__WHAT IS ASKED__: Single out each line with the word "ylabel" and copy it.

__RECORD SET__:
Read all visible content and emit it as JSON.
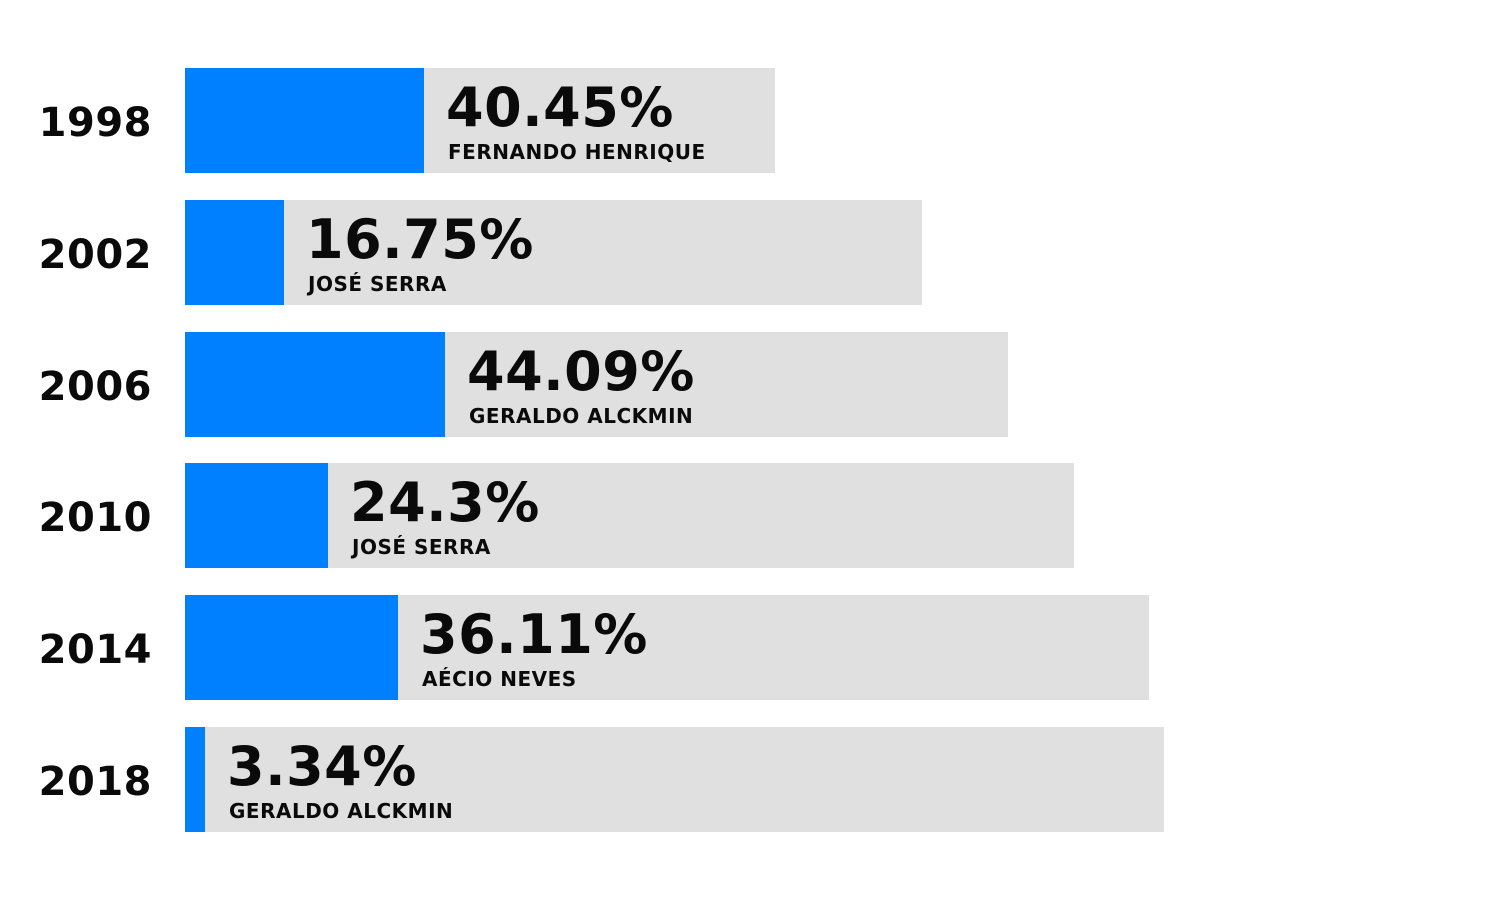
{
  "chart_data": {
    "type": "bar",
    "orientation": "horizontal",
    "categories": [
      "1998",
      "2002",
      "2006",
      "2010",
      "2014",
      "2018"
    ],
    "values": [
      40.45,
      16.75,
      44.09,
      24.3,
      36.11,
      3.34
    ],
    "value_labels": [
      "40.45%",
      "16.75%",
      "44.09%",
      "24.3%",
      "36.11%",
      "3.34%"
    ],
    "candidates": [
      "FERNANDO HENRIQUE",
      "JOSÉ SERRA",
      "GERALDO ALCKMIN",
      "JOSÉ SERRA",
      "AÉCIO NEVES",
      "GERALDO ALCKMIN"
    ],
    "unit": "%",
    "title": "",
    "xlabel": "",
    "ylabel": "",
    "grid": false,
    "legend": "none"
  },
  "colors": {
    "bar_fill": "#0080ff",
    "bar_track": "#e0e0e0",
    "text": "#0a0a0a",
    "background": "#ffffff"
  }
}
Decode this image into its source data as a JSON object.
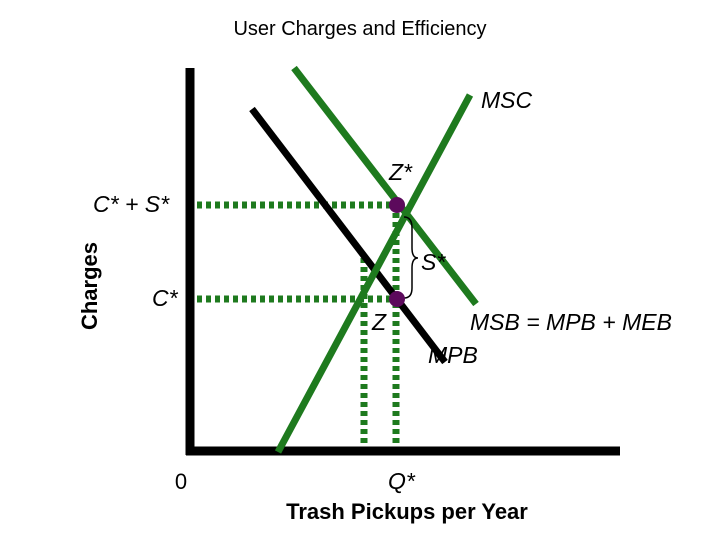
{
  "title": "User Charges and Efficiency",
  "axes": {
    "y_label": "Charges",
    "x_label": "Trash Pickups per Year",
    "origin_label": "0"
  },
  "curves": {
    "msc_label": "MSC",
    "msb_label": "MSB = MPB + MEB",
    "mpb_label": "MPB"
  },
  "points": {
    "z_star": "Z*",
    "z": "Z",
    "s_star": "S*"
  },
  "levels": {
    "c_plus_s": "C* + S*",
    "c": "C*",
    "q_star": "Q*"
  },
  "colors": {
    "green": "#1e7a1e",
    "black": "#000000",
    "point": "#5c0a5c"
  }
}
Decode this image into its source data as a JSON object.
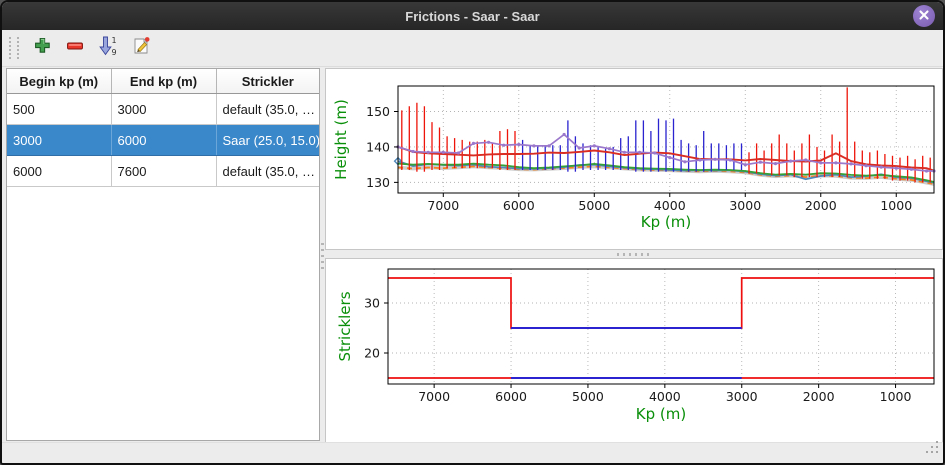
{
  "window": {
    "title": "Frictions - Saar - Saar",
    "titlebar_color": "#2c2c2c",
    "close_button_color": "#8465b3"
  },
  "toolbar": {
    "buttons": [
      {
        "name": "add",
        "icon": "plus-icon",
        "color": "#44a04e"
      },
      {
        "name": "remove",
        "icon": "minus-icon",
        "color": "#e8352a"
      },
      {
        "name": "sort",
        "icon": "sort-numeric-down-icon",
        "color": "#8a9ad8",
        "digits_top": "1",
        "digits_bottom": "9"
      },
      {
        "name": "edit",
        "icon": "edit-icon",
        "color": "#f0c53c"
      }
    ]
  },
  "table": {
    "columns": [
      "Begin kp (m)",
      "End kp (m)",
      "Strickler"
    ],
    "rows": [
      [
        "500",
        "3000",
        "default (35.0, …"
      ],
      [
        "3000",
        "6000",
        "Saar (25.0, 15.0)"
      ],
      [
        "6000",
        "7600",
        "default (35.0, …"
      ]
    ],
    "selected_row_index": 1,
    "selected_color": "#3a87c9"
  },
  "chart_data": [
    {
      "type": "line",
      "title": "",
      "xlabel": "Kp (m)",
      "ylabel": "Height (m)",
      "axis_label_color": "#0a8f0a",
      "xlim": [
        7600,
        500
      ],
      "x_inverted": true,
      "ylim": [
        127,
        157.2
      ],
      "xticks": [
        7000,
        6000,
        5000,
        4000,
        3000,
        2000,
        1000
      ],
      "yticks": [
        130,
        140,
        150
      ],
      "grid": true,
      "spike_colors": {
        "red": "#ee1409",
        "blue": "#2a23cf"
      },
      "spikes": {
        "red": [
          [
            7550,
            133.5,
            150.3
          ],
          [
            7450,
            133.5,
            151.5
          ],
          [
            7350,
            133,
            152.5
          ],
          [
            7250,
            133,
            151.5
          ],
          [
            7150,
            133.5,
            147
          ],
          [
            7050,
            133.5,
            145.5
          ],
          [
            6950,
            134,
            143
          ],
          [
            6850,
            134,
            142.5
          ],
          [
            6750,
            134,
            142
          ],
          [
            6650,
            134,
            141.5
          ],
          [
            6550,
            134,
            141.5
          ],
          [
            6450,
            134,
            142
          ],
          [
            6350,
            134,
            141
          ],
          [
            6250,
            133.5,
            144.5
          ],
          [
            6150,
            133.5,
            145
          ],
          [
            6050,
            133.5,
            144.5
          ],
          [
            2950,
            132.5,
            138.5
          ],
          [
            2850,
            132.5,
            141
          ],
          [
            2750,
            132.5,
            139
          ],
          [
            2650,
            132,
            141
          ],
          [
            2550,
            132,
            143.5
          ],
          [
            2450,
            132,
            141
          ],
          [
            2350,
            131.5,
            139
          ],
          [
            2250,
            131.5,
            141
          ],
          [
            2150,
            131.5,
            143.5
          ],
          [
            2050,
            131.5,
            140
          ],
          [
            1950,
            131.5,
            139
          ],
          [
            1850,
            131.5,
            143.5
          ],
          [
            1750,
            131.5,
            141.5
          ],
          [
            1650,
            131.5,
            156.8
          ],
          [
            1550,
            131.5,
            141.5
          ],
          [
            1450,
            131,
            139
          ],
          [
            1350,
            131,
            138.5
          ],
          [
            1250,
            131,
            139
          ],
          [
            1150,
            131,
            138
          ],
          [
            1050,
            130.5,
            137.5
          ],
          [
            950,
            130.5,
            137
          ],
          [
            850,
            130.5,
            137.5
          ],
          [
            750,
            130,
            136.5
          ],
          [
            650,
            130,
            137.5
          ],
          [
            550,
            130,
            137
          ]
        ],
        "blue": [
          [
            5950,
            133.5,
            142
          ],
          [
            5850,
            133.5,
            140.5
          ],
          [
            5750,
            133.5,
            140.5
          ],
          [
            5650,
            133.5,
            140.5
          ],
          [
            5550,
            133.5,
            140.5
          ],
          [
            5450,
            133.5,
            140.5
          ],
          [
            5350,
            133,
            147.5
          ],
          [
            5250,
            133,
            143
          ],
          [
            5150,
            133.5,
            141
          ],
          [
            5050,
            133.5,
            140.5
          ],
          [
            4950,
            133.5,
            140
          ],
          [
            4850,
            133.5,
            139.5
          ],
          [
            4750,
            133.5,
            140
          ],
          [
            4650,
            133.5,
            142.5
          ],
          [
            4550,
            133.5,
            143
          ],
          [
            4450,
            133,
            147.5
          ],
          [
            4350,
            133,
            147.5
          ],
          [
            4250,
            133,
            144.5
          ],
          [
            4150,
            133,
            148
          ],
          [
            4050,
            133,
            147.5
          ],
          [
            3950,
            133,
            148
          ],
          [
            3850,
            133,
            142
          ],
          [
            3750,
            133,
            141
          ],
          [
            3650,
            133,
            140.5
          ],
          [
            3550,
            133,
            144.5
          ],
          [
            3450,
            133,
            141
          ],
          [
            3350,
            133.5,
            141
          ],
          [
            3250,
            133.5,
            140.5
          ],
          [
            3150,
            133.5,
            141
          ],
          [
            3050,
            133.5,
            141
          ]
        ]
      },
      "x_common": [
        7600,
        7400,
        7200,
        7000,
        6800,
        6600,
        6400,
        6200,
        6000,
        5800,
        5600,
        5400,
        5200,
        5000,
        4800,
        4600,
        4400,
        4200,
        4000,
        3800,
        3600,
        3400,
        3200,
        3000,
        2800,
        2600,
        2400,
        2200,
        2000,
        1800,
        1600,
        1400,
        1200,
        1000,
        800,
        600,
        500
      ],
      "series": [
        {
          "name": "orange-dashed",
          "color": "#f5821f",
          "width": 1.7,
          "dash": "5 4",
          "backing": "#cccccc",
          "z": 0,
          "y": [
            134.2,
            133.9,
            134.2,
            134,
            134.2,
            134.5,
            134.2,
            134,
            133.7,
            133.6,
            133.8,
            134,
            134.3,
            134.5,
            134.2,
            133.9,
            133.6,
            133.5,
            133.4,
            133.2,
            133.1,
            133.2,
            133.1,
            132.8,
            132.1,
            131.7,
            131.9,
            131.5,
            131.9,
            131.8,
            131.3,
            131.2,
            131.5,
            131,
            130.7,
            129.9,
            129.5
          ]
        },
        {
          "name": "blue-line",
          "color": "#4f87ba",
          "width": 1.7,
          "start_marker": "diamond",
          "z": 0,
          "y": [
            136,
            134.6,
            135.1,
            134.9,
            134.7,
            135,
            134.4,
            134.2,
            133.9,
            133.8,
            134,
            134.3,
            134.9,
            135,
            134.5,
            134.1,
            133.8,
            133.7,
            133.5,
            133.3,
            133.4,
            133.3,
            133.4,
            133,
            132.3,
            131.9,
            132.2,
            130.9,
            131.8,
            132.2,
            131.5,
            131.7,
            132.3,
            131.4,
            131.2,
            130.3,
            129.9
          ]
        },
        {
          "name": "green-line",
          "color": "#35a035",
          "width": 1.8,
          "z": 0,
          "y": [
            135.3,
            135,
            135.2,
            135,
            135,
            135.3,
            135,
            134.8,
            134.3,
            134,
            134.2,
            134.5,
            134.8,
            135.2,
            134.8,
            134.3,
            134,
            133.9,
            133.8,
            133.6,
            133.5,
            133.6,
            133.5,
            133.2,
            132.6,
            132.2,
            132.4,
            132.2,
            132.6,
            132.5,
            132.1,
            131.9,
            132.1,
            131.7,
            131.4,
            130.6,
            130.1
          ]
        },
        {
          "name": "red-line",
          "color": "#d92c22",
          "width": 1.9,
          "z": 2,
          "y": [
            140,
            138.6,
            138.2,
            138,
            137.8,
            137.6,
            137.9,
            138,
            138,
            138.1,
            138.4,
            138.3,
            138.6,
            139,
            138.5,
            137.7,
            138.1,
            138.4,
            138.2,
            137.4,
            136.6,
            136.5,
            136.5,
            136.2,
            136.6,
            136.3,
            136,
            135.9,
            136.2,
            138.2,
            136,
            135.1,
            134.8,
            134.6,
            134.2,
            134,
            133.3
          ]
        },
        {
          "name": "purple-line",
          "color": "#9b78cb",
          "width": 1.7,
          "markers": true,
          "z": 2,
          "y": [
            140,
            138.7,
            138.5,
            138.5,
            138.3,
            141,
            141.3,
            140.5,
            140.7,
            140.3,
            140.3,
            143.5,
            139.7,
            140.3,
            139.5,
            138.5,
            138.5,
            138.3,
            137,
            135.8,
            136.3,
            136.5,
            136.3,
            135,
            135.7,
            135.3,
            136,
            136.3,
            135.5,
            135.5,
            135.2,
            134.7,
            134.3,
            134,
            133.7,
            133.2,
            133.2
          ]
        }
      ]
    },
    {
      "type": "step",
      "title": "",
      "xlabel": "Kp (m)",
      "ylabel": "Stricklers",
      "axis_label_color": "#0a8f0a",
      "xlim": [
        7600,
        500
      ],
      "x_inverted": true,
      "ylim": [
        13.8,
        36.8
      ],
      "xticks": [
        7000,
        6000,
        5000,
        4000,
        3000,
        2000,
        1000
      ],
      "yticks": [
        20,
        30
      ],
      "grid": true,
      "series": [
        {
          "name": "default-main-channel",
          "color": "#ee0e0e",
          "width": 1.7,
          "z": 0,
          "x": [
            7600,
            6000,
            6000,
            3000,
            3000,
            500
          ],
          "y": [
            35,
            35,
            25,
            25,
            35,
            35
          ]
        },
        {
          "name": "default-floodplain",
          "color": "#ee0e0e",
          "width": 1.7,
          "z": 0,
          "x": [
            7600,
            500
          ],
          "y": [
            15,
            15
          ]
        },
        {
          "name": "saar-main-channel",
          "color": "#2a23cf",
          "width": 2,
          "z": 2,
          "x": [
            6000,
            3000
          ],
          "y": [
            25,
            25
          ]
        },
        {
          "name": "saar-floodplain",
          "color": "#2a23cf",
          "width": 2,
          "z": 2,
          "x": [
            6000,
            3000
          ],
          "y": [
            15,
            15
          ]
        }
      ]
    }
  ]
}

__SOLUTION TO THIS PROBLEM__:
    "ylabel": "",
      "ylabel": "Height (m)",
      "ylabel": "Stricklers",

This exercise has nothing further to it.